**TASK DIRECTIONS:**
Copy the part of the blog comments below between "Six down, twenty-four" and "come and go.", inclusive, word for word.

* start SOURCE TEXT *

Six down, twenty-four to go.

4 Comments:

Blogger brooksba said...

I understand the fear in not picking up something one used to do because skills may be a bit dusty. Sometimes it seems easier to not do it than to be disappointed. It sucks, but it's true.

Saw the pictures on Dooce's site. Quite the training on that dog!

November 6, 2006 at 1:04:00 p.m. GMT+1  
Blogger mark drago said...

yes Udge-- much of what drives us is fear-- but, so what? You do what makes you happy, and fears come and go.

November 6, 2006 at 5:14:00 p.m. GMT+1  
Blogger CarpeDM said...

I don't know. So you've forgotten a little bit or all of it. Does that mean you can't learn again? Did you enjoy playing the violin?

I understand the fear, really I do, but sometimes you have to give the fear a good kick in the teeth and just have fun.

November 6, 2006 at 7:20:00 p.m. GMT+1  
Anonymous Anonymous said...

Of all the people I know that somehow tried to follow the classical music career, none succeeded in becoming famous. Some abandoned, some ended up teaching. Quite frustrating.

Perhaps you could play for yourself, at least at the beginning of your "second season" as a violinist.

* end SOURCE TEXT *
* start ENTRIES SUPPLIED *

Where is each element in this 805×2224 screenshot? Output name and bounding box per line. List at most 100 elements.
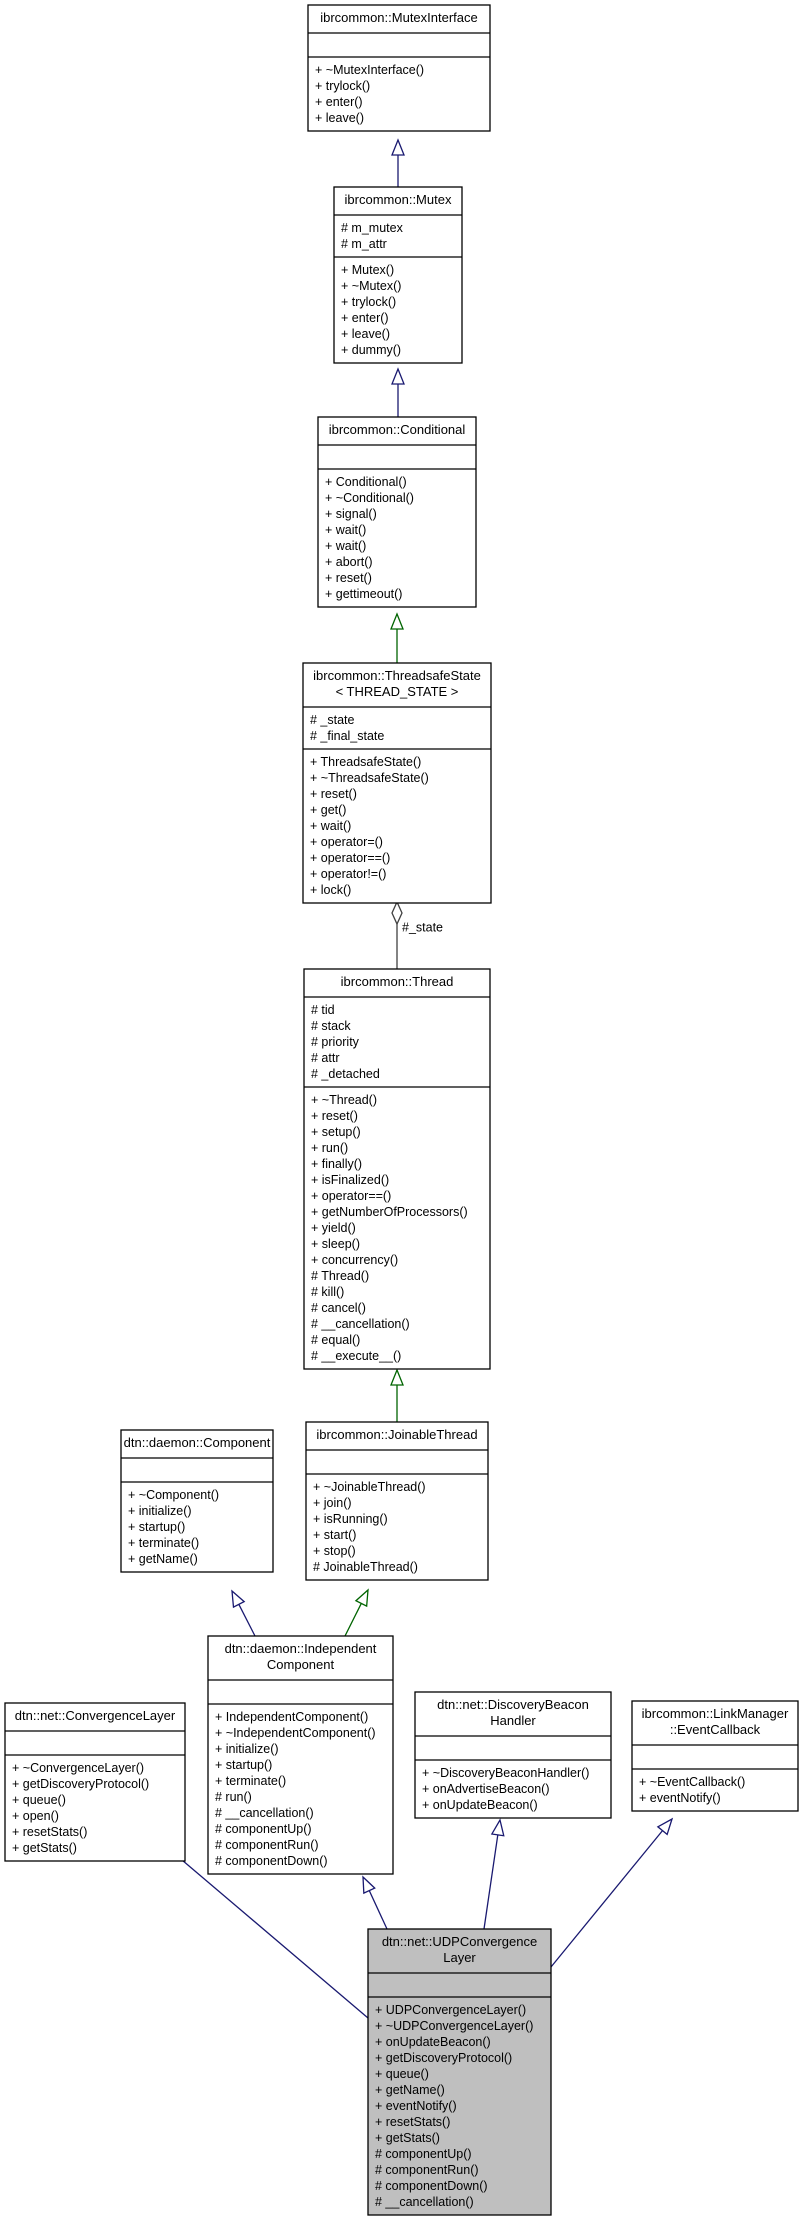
class-method: + queue() [12, 1793, 66, 1807]
class-name: dtn::daemon::Independent [225, 1641, 377, 1656]
class-method: + concurrency() [311, 1253, 398, 1267]
class-method: + trylock() [341, 295, 396, 309]
class-method: + run() [311, 1141, 348, 1155]
class-method: + wait() [325, 523, 366, 537]
class-method: # Thread() [311, 1269, 369, 1283]
edge-udp-to-eventcallback [550, 1817, 674, 1968]
class-method: + queue() [375, 2067, 429, 2081]
class-box-independentcomponent[interactable]: dtn::daemon::IndependentComponent+ Indep… [207, 1635, 394, 1875]
inheritance-arrow-icon [490, 1818, 505, 1837]
edge-line [483, 1834, 499, 1930]
class-method: + getNumberOfProcessors() [311, 1205, 468, 1219]
class-method: + operator==() [311, 1189, 391, 1203]
class-method: + Mutex() [341, 263, 394, 277]
class-method: + Conditional() [325, 475, 407, 489]
class-attribute: # attr [311, 1051, 340, 1065]
class-method: + ~IndependentComponent() [215, 1726, 376, 1740]
class-box-convergencelayer[interactable]: dtn::net::ConvergenceLayer+ ~Convergence… [4, 1702, 186, 1862]
inheritance-arrow-icon [656, 1817, 674, 1836]
class-method: + stop() [313, 1544, 356, 1558]
class-method: + ~JoinableThread() [313, 1480, 426, 1494]
class-method: + wait() [310, 819, 351, 833]
class-attribute: # priority [311, 1035, 360, 1049]
class-method: # cancel() [311, 1301, 366, 1315]
classes-layer: ibrcommon::MutexInterface+ ~MutexInterfa… [4, 4, 799, 2216]
class-method: + abort() [325, 555, 373, 569]
class-name: Handler [490, 1713, 536, 1728]
class-box-component[interactable]: dtn::daemon::Component+ ~Component()+ in… [120, 1429, 274, 1573]
class-box-discoverybeaconhandler[interactable]: dtn::net::DiscoveryBeaconHandler+ ~Disco… [414, 1691, 612, 1819]
class-method: + yield() [311, 1221, 356, 1235]
edge-mutex-to-mutexinterface [391, 138, 405, 187]
inheritance-arrow-icon [231, 1589, 246, 1609]
class-method: + signal() [325, 507, 377, 521]
edge-line [344, 1603, 362, 1637]
class-method: # componentUp() [375, 2147, 472, 2161]
class-attribute: # m_attr [341, 237, 387, 251]
class-box-mutex[interactable]: ibrcommon::Mutex# m_mutex# m_attr+ Mutex… [333, 186, 463, 364]
edge-conditional-to-mutex [391, 367, 405, 417]
class-method: + ~Mutex() [341, 279, 401, 293]
class-method: + isFinalized() [311, 1173, 389, 1187]
class-method: + getName() [375, 2083, 445, 2097]
class-method: + trylock() [315, 79, 370, 93]
class-method: + onAdvertiseBeacon() [422, 1782, 550, 1796]
class-name: ibrcommon::ThreadsafeState [313, 668, 481, 683]
class-method: # componentDown() [375, 2179, 488, 2193]
inheritance-arrow-icon [390, 1368, 404, 1386]
class-box-udp[interactable]: dtn::net::UDPConvergenceLayer+ UDPConver… [367, 1928, 552, 2216]
edge-line [238, 1604, 256, 1637]
class-attribute: # m_mutex [341, 221, 404, 235]
class-attribute: # _state [310, 713, 355, 727]
aggregation-diamond-icon [391, 900, 403, 926]
class-name: < THREAD_STATE > [336, 684, 459, 699]
class-name: dtn::net::UDPConvergence [382, 1934, 537, 1949]
class-method: + sleep() [311, 1237, 360, 1251]
class-box-thread[interactable]: ibrcommon::Thread# tid# stack# priority#… [303, 968, 491, 1370]
class-method: + dummy() [341, 343, 401, 357]
class-name: Component [267, 1657, 335, 1672]
class-method: # __cancellation() [215, 1806, 314, 1820]
class-method: + getStats() [375, 2131, 440, 2145]
class-method: + startup() [128, 1520, 185, 1534]
class-box-eventcallback[interactable]: ibrcommon::LinkManager::EventCallback+ ~… [631, 1700, 799, 1812]
class-method: + ~EventCallback() [639, 1775, 745, 1789]
class-method: + finally() [311, 1157, 362, 1171]
class-name: ibrcommon::Conditional [329, 422, 466, 437]
edge-line [173, 1852, 369, 2019]
class-method: # componentRun() [215, 1838, 319, 1852]
class-attribute: # stack [311, 1019, 351, 1033]
class-method: + startup() [215, 1758, 272, 1772]
class-method: + ~ThreadsafeState() [310, 771, 429, 785]
class-method: + eventNotify() [375, 2099, 457, 2113]
class-method: + initialize() [215, 1742, 279, 1756]
class-method: + UDPConvergenceLayer() [375, 2003, 526, 2017]
class-method: + getStats() [12, 1841, 77, 1855]
edge-label: #_state [402, 921, 443, 935]
class-method: # run() [215, 1790, 252, 1804]
edge-threadsafestate-to-conditional [390, 612, 404, 663]
class-box-mutexinterface[interactable]: ibrcommon::MutexInterface+ ~MutexInterfa… [307, 4, 491, 132]
class-box-joinablethread[interactable]: ibrcommon::JoinableThread+ ~JoinableThre… [305, 1421, 489, 1581]
class-box-conditional[interactable]: ibrcommon::Conditional+ Conditional()+ ~… [317, 416, 477, 608]
class-method: + initialize() [128, 1504, 192, 1518]
class-method: + onUpdateBeacon() [422, 1798, 538, 1812]
class-method: + lock() [310, 883, 351, 897]
class-method: + resetStats() [375, 2115, 450, 2129]
edge-line [368, 1890, 388, 1930]
edge-independentcomponent-to-component [231, 1589, 256, 1637]
class-method: + reset() [310, 787, 357, 801]
class-name: ibrcommon::Mutex [345, 192, 452, 207]
class-attribute: # tid [311, 1003, 335, 1017]
edge-udp-to-independentcomponent [362, 1875, 388, 1930]
class-method: + resetStats() [12, 1825, 87, 1839]
class-method: + ~Thread() [311, 1093, 377, 1107]
class-name: dtn::net::ConvergenceLayer [15, 1708, 176, 1723]
class-method: + IndependentComponent() [215, 1710, 368, 1724]
class-box-threadsafestate[interactable]: ibrcommon::ThreadsafeState< THREAD_STATE… [302, 662, 492, 904]
class-name: ibrcommon::MutexInterface [320, 10, 478, 25]
class-method: + open() [12, 1809, 59, 1823]
class-diagram: #_state ibrcommon::MutexInterface+ ~Mute… [4, 4, 799, 2216]
inheritance-arrow-icon [390, 612, 404, 630]
class-method: + onUpdateBeacon() [375, 2035, 491, 2049]
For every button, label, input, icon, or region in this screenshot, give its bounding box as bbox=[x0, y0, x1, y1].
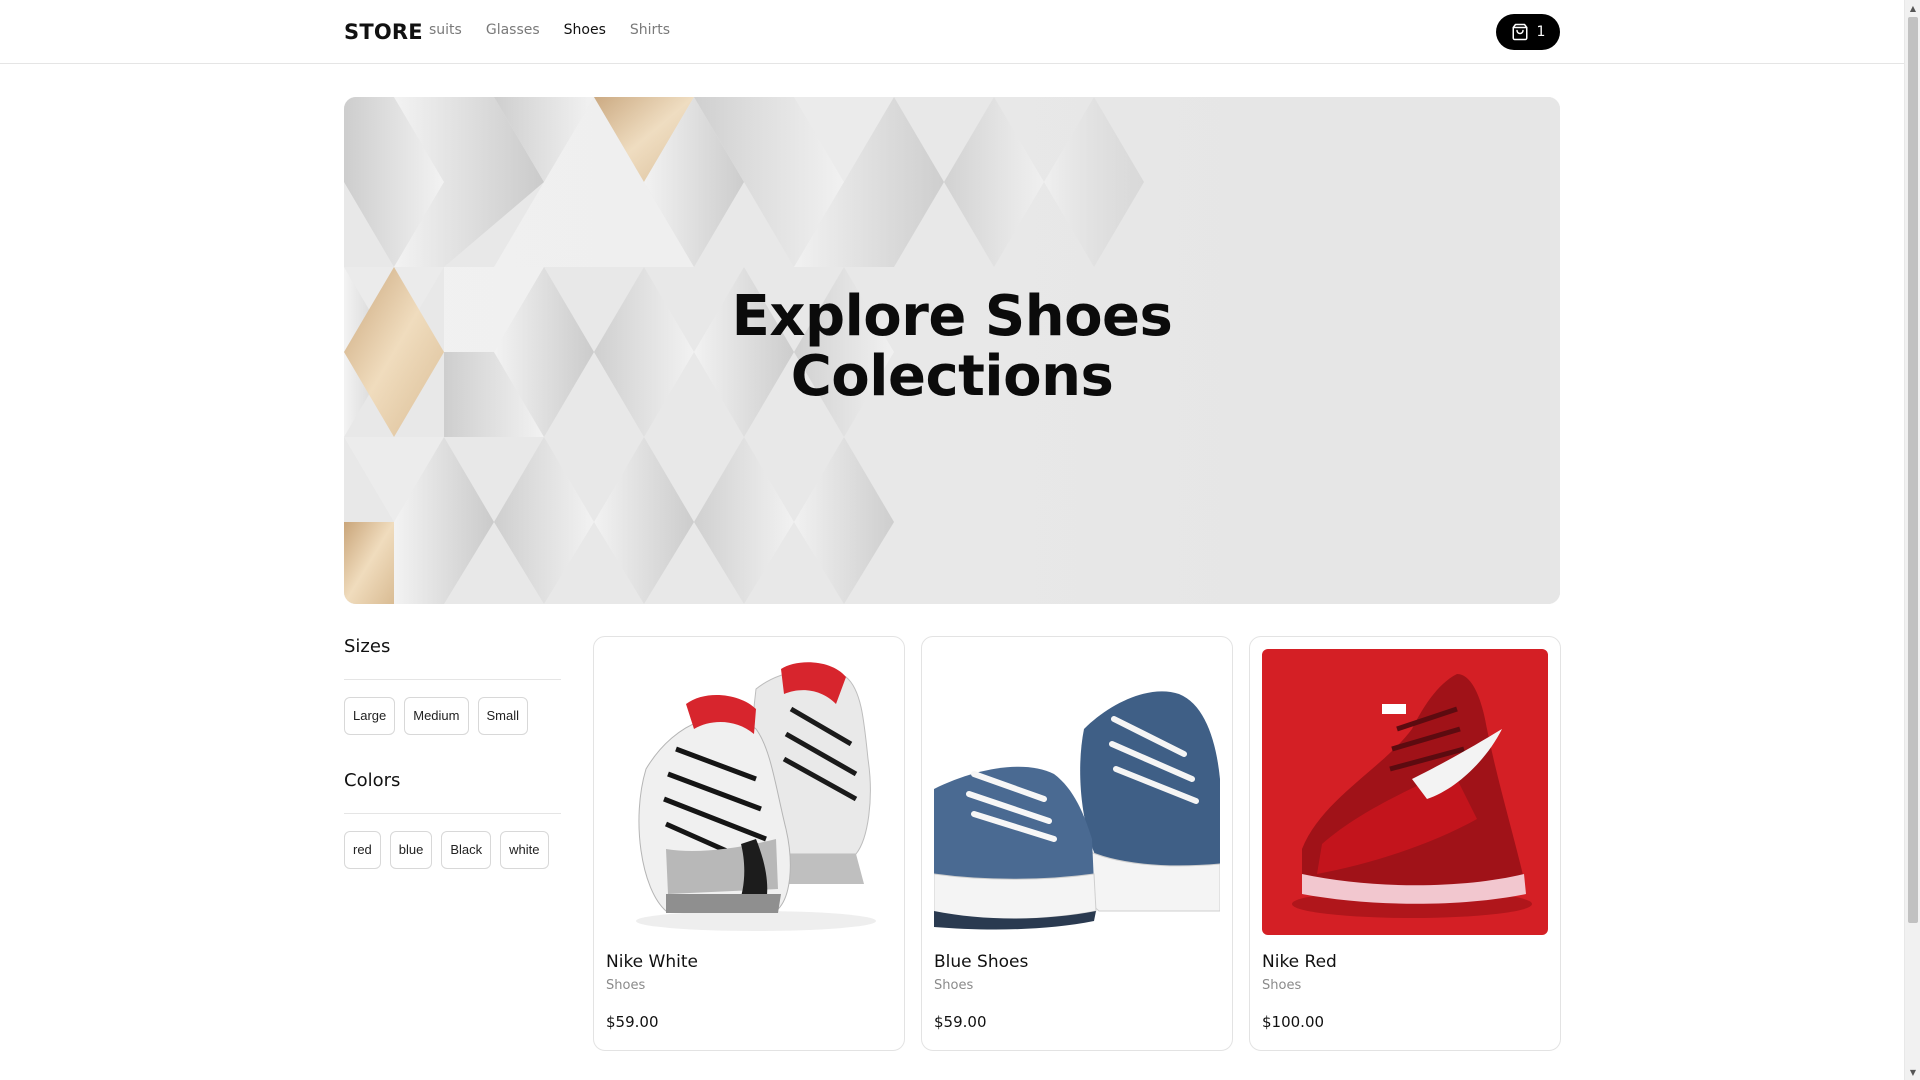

* end ENTRIES SUPPLIED *

**EXERCISE OUTPUT:**
Six down, twenty-four to go.

4 Comments:

Blogger brooksba said...

I understand the fear in not picking up something one used to do because skills may be a bit dusty. Sometimes it seems easier to not do it than to be disappointed. It sucks, but it's true.

Saw the pictures on Dooce's site. Quite the training on that dog!

November 6, 2006 at 1:04:00 p.m. GMT+1  
Blogger mark drago said...

yes Udge-- much of what drives us is fear-- but, so what? You do what makes you happy, and fears come and go.